Required work >> Will you write out the data exactly, excluding every picture?

Items >>
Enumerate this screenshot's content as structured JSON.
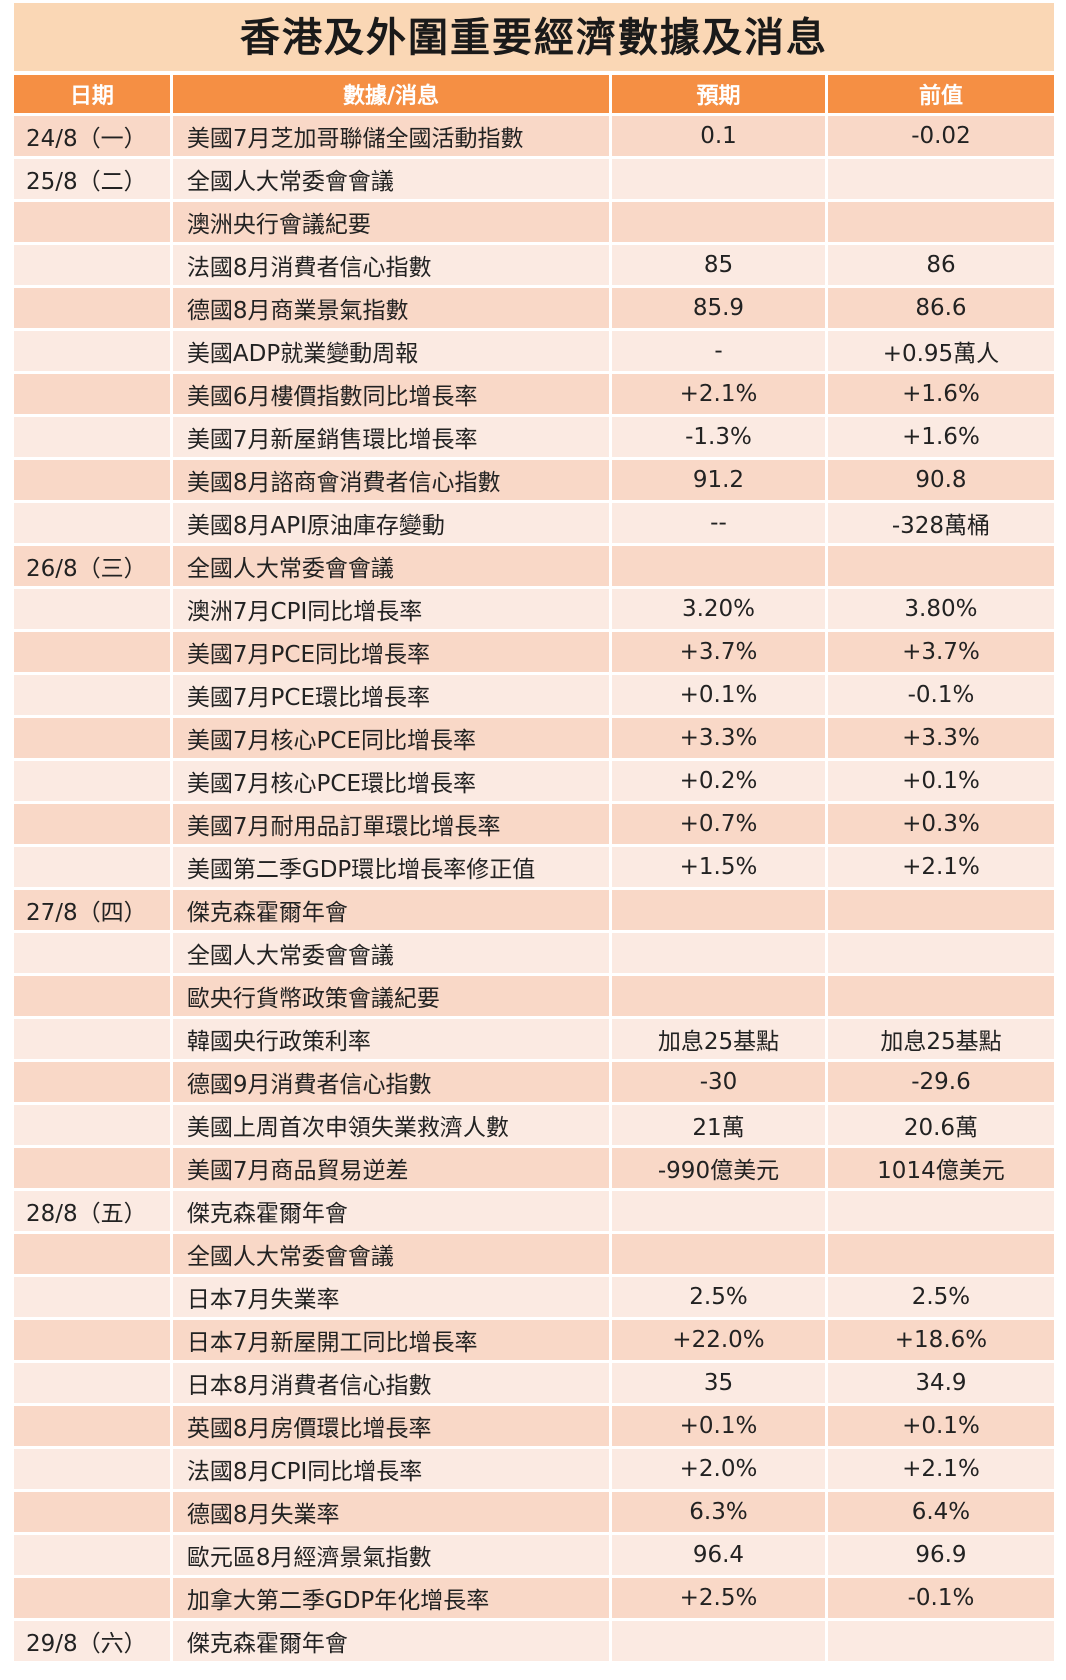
{
  "title": "香港及外圍重要經濟數據及消息",
  "headers": {
    "date": "日期",
    "item": "數據/消息",
    "expected": "預期",
    "previous": "前值"
  },
  "rows": [
    {
      "date": "24/8（一）",
      "item": "美國7月芝加哥聯儲全國活動指數",
      "expected": "0.1",
      "previous": "-0.02"
    },
    {
      "date": "25/8（二）",
      "item": "全國人大常委會會議",
      "expected": "",
      "previous": ""
    },
    {
      "date": "",
      "item": "澳洲央行會議紀要",
      "expected": "",
      "previous": ""
    },
    {
      "date": "",
      "item": "法國8月消費者信心指數",
      "expected": "85",
      "previous": "86"
    },
    {
      "date": "",
      "item": "德國8月商業景氣指數",
      "expected": "85.9",
      "previous": "86.6"
    },
    {
      "date": "",
      "item": "美國ADP就業變動周報",
      "expected": "-",
      "previous": "+0.95萬人"
    },
    {
      "date": "",
      "item": "美國6月樓價指數同比增長率",
      "expected": "+2.1%",
      "previous": "+1.6%"
    },
    {
      "date": "",
      "item": "美國7月新屋銷售環比增長率",
      "expected": "-1.3%",
      "previous": "+1.6%"
    },
    {
      "date": "",
      "item": "美國8月諮商會消費者信心指數",
      "expected": "91.2",
      "previous": "90.8"
    },
    {
      "date": "",
      "item": "美國8月API原油庫存變動",
      "expected": "--",
      "previous": "-328萬桶"
    },
    {
      "date": "26/8（三）",
      "item": "全國人大常委會會議",
      "expected": "",
      "previous": ""
    },
    {
      "date": "",
      "item": "澳洲7月CPI同比增長率",
      "expected": "3.20%",
      "previous": "3.80%"
    },
    {
      "date": "",
      "item": "美國7月PCE同比增長率",
      "expected": "+3.7%",
      "previous": "+3.7%"
    },
    {
      "date": "",
      "item": "美國7月PCE環比增長率",
      "expected": "+0.1%",
      "previous": "-0.1%"
    },
    {
      "date": "",
      "item": "美國7月核心PCE同比增長率",
      "expected": "+3.3%",
      "previous": "+3.3%"
    },
    {
      "date": "",
      "item": "美國7月核心PCE環比增長率",
      "expected": "+0.2%",
      "previous": "+0.1%"
    },
    {
      "date": "",
      "item": "美國7月耐用品訂單環比增長率",
      "expected": "+0.7%",
      "previous": "+0.3%"
    },
    {
      "date": "",
      "item": "美國第二季GDP環比增長率修正值",
      "expected": "+1.5%",
      "previous": "+2.1%"
    },
    {
      "date": "27/8（四）",
      "item": "傑克森霍爾年會",
      "expected": "",
      "previous": ""
    },
    {
      "date": "",
      "item": "全國人大常委會會議",
      "expected": "",
      "previous": ""
    },
    {
      "date": "",
      "item": "歐央行貨幣政策會議紀要",
      "expected": "",
      "previous": ""
    },
    {
      "date": "",
      "item": "韓國央行政策利率",
      "expected": "加息25基點",
      "previous": "加息25基點"
    },
    {
      "date": "",
      "item": "德國9月消費者信心指數",
      "expected": "-30",
      "previous": "-29.6"
    },
    {
      "date": "",
      "item": "美國上周首次申領失業救濟人數",
      "expected": "21萬",
      "previous": "20.6萬"
    },
    {
      "date": "",
      "item": "美國7月商品貿易逆差",
      "expected": "-990億美元",
      "previous": "1014億美元"
    },
    {
      "date": "28/8（五）",
      "item": "傑克森霍爾年會",
      "expected": "",
      "previous": ""
    },
    {
      "date": "",
      "item": "全國人大常委會會議",
      "expected": "",
      "previous": ""
    },
    {
      "date": "",
      "item": "日本7月失業率",
      "expected": "2.5%",
      "previous": "2.5%"
    },
    {
      "date": "",
      "item": "日本7月新屋開工同比增長率",
      "expected": "+22.0%",
      "previous": "+18.6%"
    },
    {
      "date": "",
      "item": "日本8月消費者信心指數",
      "expected": "35",
      "previous": "34.9"
    },
    {
      "date": "",
      "item": "英國8月房價環比增長率",
      "expected": "+0.1%",
      "previous": "+0.1%"
    },
    {
      "date": "",
      "item": "法國8月CPI同比增長率",
      "expected": "+2.0%",
      "previous": "+2.1%"
    },
    {
      "date": "",
      "item": "德國8月失業率",
      "expected": "6.3%",
      "previous": "6.4%"
    },
    {
      "date": "",
      "item": "歐元區8月經濟景氣指數",
      "expected": "96.4",
      "previous": "96.9"
    },
    {
      "date": "",
      "item": "加拿大第二季GDP年化增長率",
      "expected": "+2.5%",
      "previous": "-0.1%"
    },
    {
      "date": "29/8（六）",
      "item": "傑克森霍爾年會",
      "expected": "",
      "previous": ""
    }
  ]
}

Complete response >>
Enumerate this screenshot's content as structured JSON.
{
  "title": "香港及外圍重要經濟數據及消息",
  "headers": {
    "date": "日期",
    "item": "數據/消息",
    "expected": "預期",
    "previous": "前值"
  },
  "rows": [
    {
      "date": "24/8（一）",
      "item": "美國7月芝加哥聯儲全國活動指數",
      "expected": "0.1",
      "previous": "-0.02"
    },
    {
      "date": "25/8（二）",
      "item": "全國人大常委會會議",
      "expected": "",
      "previous": ""
    },
    {
      "date": "",
      "item": "澳洲央行會議紀要",
      "expected": "",
      "previous": ""
    },
    {
      "date": "",
      "item": "法國8月消費者信心指數",
      "expected": "85",
      "previous": "86"
    },
    {
      "date": "",
      "item": "德國8月商業景氣指數",
      "expected": "85.9",
      "previous": "86.6"
    },
    {
      "date": "",
      "item": "美國ADP就業變動周報",
      "expected": "-",
      "previous": "+0.95萬人"
    },
    {
      "date": "",
      "item": "美國6月樓價指數同比增長率",
      "expected": "+2.1%",
      "previous": "+1.6%"
    },
    {
      "date": "",
      "item": "美國7月新屋銷售環比增長率",
      "expected": "-1.3%",
      "previous": "+1.6%"
    },
    {
      "date": "",
      "item": "美國8月諮商會消費者信心指數",
      "expected": "91.2",
      "previous": "90.8"
    },
    {
      "date": "",
      "item": "美國8月API原油庫存變動",
      "expected": "--",
      "previous": "-328萬桶"
    },
    {
      "date": "26/8（三）",
      "item": "全國人大常委會會議",
      "expected": "",
      "previous": ""
    },
    {
      "date": "",
      "item": "澳洲7月CPI同比增長率",
      "expected": "3.20%",
      "previous": "3.80%"
    },
    {
      "date": "",
      "item": "美國7月PCE同比增長率",
      "expected": "+3.7%",
      "previous": "+3.7%"
    },
    {
      "date": "",
      "item": "美國7月PCE環比增長率",
      "expected": "+0.1%",
      "previous": "-0.1%"
    },
    {
      "date": "",
      "item": "美國7月核心PCE同比增長率",
      "expected": "+3.3%",
      "previous": "+3.3%"
    },
    {
      "date": "",
      "item": "美國7月核心PCE環比增長率",
      "expected": "+0.2%",
      "previous": "+0.1%"
    },
    {
      "date": "",
      "item": "美國7月耐用品訂單環比增長率",
      "expected": "+0.7%",
      "previous": "+0.3%"
    },
    {
      "date": "",
      "item": "美國第二季GDP環比增長率修正值",
      "expected": "+1.5%",
      "previous": "+2.1%"
    },
    {
      "date": "27/8（四）",
      "item": "傑克森霍爾年會",
      "expected": "",
      "previous": ""
    },
    {
      "date": "",
      "item": "全國人大常委會會議",
      "expected": "",
      "previous": ""
    },
    {
      "date": "",
      "item": "歐央行貨幣政策會議紀要",
      "expected": "",
      "previous": ""
    },
    {
      "date": "",
      "item": "韓國央行政策利率",
      "expected": "加息25基點",
      "previous": "加息25基點"
    },
    {
      "date": "",
      "item": "德國9月消費者信心指數",
      "expected": "-30",
      "previous": "-29.6"
    },
    {
      "date": "",
      "item": "美國上周首次申領失業救濟人數",
      "expected": "21萬",
      "previous": "20.6萬"
    },
    {
      "date": "",
      "item": "美國7月商品貿易逆差",
      "expected": "-990億美元",
      "previous": "1014億美元"
    },
    {
      "date": "28/8（五）",
      "item": "傑克森霍爾年會",
      "expected": "",
      "previous": ""
    },
    {
      "date": "",
      "item": "全國人大常委會會議",
      "expected": "",
      "previous": ""
    },
    {
      "date": "",
      "item": "日本7月失業率",
      "expected": "2.5%",
      "previous": "2.5%"
    },
    {
      "date": "",
      "item": "日本7月新屋開工同比增長率",
      "expected": "+22.0%",
      "previous": "+18.6%"
    },
    {
      "date": "",
      "item": "日本8月消費者信心指數",
      "expected": "35",
      "previous": "34.9"
    },
    {
      "date": "",
      "item": "英國8月房價環比增長率",
      "expected": "+0.1%",
      "previous": "+0.1%"
    },
    {
      "date": "",
      "item": "法國8月CPI同比增長率",
      "expected": "+2.0%",
      "previous": "+2.1%"
    },
    {
      "date": "",
      "item": "德國8月失業率",
      "expected": "6.3%",
      "previous": "6.4%"
    },
    {
      "date": "",
      "item": "歐元區8月經濟景氣指數",
      "expected": "96.4",
      "previous": "96.9"
    },
    {
      "date": "",
      "item": "加拿大第二季GDP年化增長率",
      "expected": "+2.5%",
      "previous": "-0.1%"
    },
    {
      "date": "29/8（六）",
      "item": "傑克森霍爾年會",
      "expected": "",
      "previous": ""
    }
  ]
}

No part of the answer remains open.